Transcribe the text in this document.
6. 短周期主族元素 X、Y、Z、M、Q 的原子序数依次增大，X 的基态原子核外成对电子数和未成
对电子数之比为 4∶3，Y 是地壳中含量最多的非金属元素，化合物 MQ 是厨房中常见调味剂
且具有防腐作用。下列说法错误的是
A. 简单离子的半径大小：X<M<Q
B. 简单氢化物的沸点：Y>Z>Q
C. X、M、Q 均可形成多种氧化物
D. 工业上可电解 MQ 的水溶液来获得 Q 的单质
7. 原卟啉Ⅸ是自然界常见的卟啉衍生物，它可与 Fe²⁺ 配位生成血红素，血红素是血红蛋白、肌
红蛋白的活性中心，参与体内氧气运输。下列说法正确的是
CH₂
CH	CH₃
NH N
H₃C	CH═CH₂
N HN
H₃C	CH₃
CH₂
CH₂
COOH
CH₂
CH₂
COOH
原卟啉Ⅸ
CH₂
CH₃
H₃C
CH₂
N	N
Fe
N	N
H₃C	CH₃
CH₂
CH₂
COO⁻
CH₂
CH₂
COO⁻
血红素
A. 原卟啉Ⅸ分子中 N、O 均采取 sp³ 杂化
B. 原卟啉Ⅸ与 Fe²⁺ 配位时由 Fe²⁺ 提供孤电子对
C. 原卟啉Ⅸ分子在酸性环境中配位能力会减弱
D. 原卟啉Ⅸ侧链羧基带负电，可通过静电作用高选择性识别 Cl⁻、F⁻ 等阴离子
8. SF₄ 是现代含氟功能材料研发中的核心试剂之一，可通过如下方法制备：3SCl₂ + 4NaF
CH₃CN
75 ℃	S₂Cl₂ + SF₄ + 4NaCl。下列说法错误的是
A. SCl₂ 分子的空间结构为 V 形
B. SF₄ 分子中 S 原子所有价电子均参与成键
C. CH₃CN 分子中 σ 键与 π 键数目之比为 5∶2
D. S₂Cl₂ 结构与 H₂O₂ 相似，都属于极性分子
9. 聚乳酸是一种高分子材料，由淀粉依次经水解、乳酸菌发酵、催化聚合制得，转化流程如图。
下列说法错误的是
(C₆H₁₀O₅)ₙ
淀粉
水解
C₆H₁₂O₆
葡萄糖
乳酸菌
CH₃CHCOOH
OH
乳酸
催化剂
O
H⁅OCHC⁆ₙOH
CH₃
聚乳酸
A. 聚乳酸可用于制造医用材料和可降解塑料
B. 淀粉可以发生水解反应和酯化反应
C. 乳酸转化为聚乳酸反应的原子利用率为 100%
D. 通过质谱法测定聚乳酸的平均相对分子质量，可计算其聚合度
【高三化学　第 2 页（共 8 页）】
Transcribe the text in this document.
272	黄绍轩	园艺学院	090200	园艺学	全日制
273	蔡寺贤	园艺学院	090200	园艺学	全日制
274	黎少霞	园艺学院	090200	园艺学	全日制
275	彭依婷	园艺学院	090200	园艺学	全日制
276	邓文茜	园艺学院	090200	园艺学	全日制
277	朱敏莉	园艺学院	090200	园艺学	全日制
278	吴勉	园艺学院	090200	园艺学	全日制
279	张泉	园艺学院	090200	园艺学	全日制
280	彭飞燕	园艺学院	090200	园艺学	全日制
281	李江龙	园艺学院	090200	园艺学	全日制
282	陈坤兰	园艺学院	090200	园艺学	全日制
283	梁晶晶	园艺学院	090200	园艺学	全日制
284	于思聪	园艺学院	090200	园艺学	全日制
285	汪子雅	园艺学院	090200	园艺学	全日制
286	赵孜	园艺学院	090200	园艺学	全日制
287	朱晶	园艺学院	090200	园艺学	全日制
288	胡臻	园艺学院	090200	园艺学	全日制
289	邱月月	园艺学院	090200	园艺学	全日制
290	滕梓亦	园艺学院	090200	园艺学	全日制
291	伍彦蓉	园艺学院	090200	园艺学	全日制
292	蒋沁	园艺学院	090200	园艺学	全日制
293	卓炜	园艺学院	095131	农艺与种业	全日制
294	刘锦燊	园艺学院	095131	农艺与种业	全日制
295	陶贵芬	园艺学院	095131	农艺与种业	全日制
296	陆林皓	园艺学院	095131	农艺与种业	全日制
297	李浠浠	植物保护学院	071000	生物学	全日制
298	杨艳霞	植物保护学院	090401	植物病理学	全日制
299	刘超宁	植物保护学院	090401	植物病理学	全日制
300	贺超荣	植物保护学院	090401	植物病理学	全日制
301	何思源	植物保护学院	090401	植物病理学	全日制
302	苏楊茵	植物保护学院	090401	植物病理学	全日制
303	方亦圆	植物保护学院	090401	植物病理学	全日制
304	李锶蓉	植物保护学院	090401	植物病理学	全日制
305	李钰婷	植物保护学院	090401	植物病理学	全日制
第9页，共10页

····················

[Job]: Say how many lines of the data include the word "植物保护学院". Nothing other than the number should be given.

[Completed exercise]: 9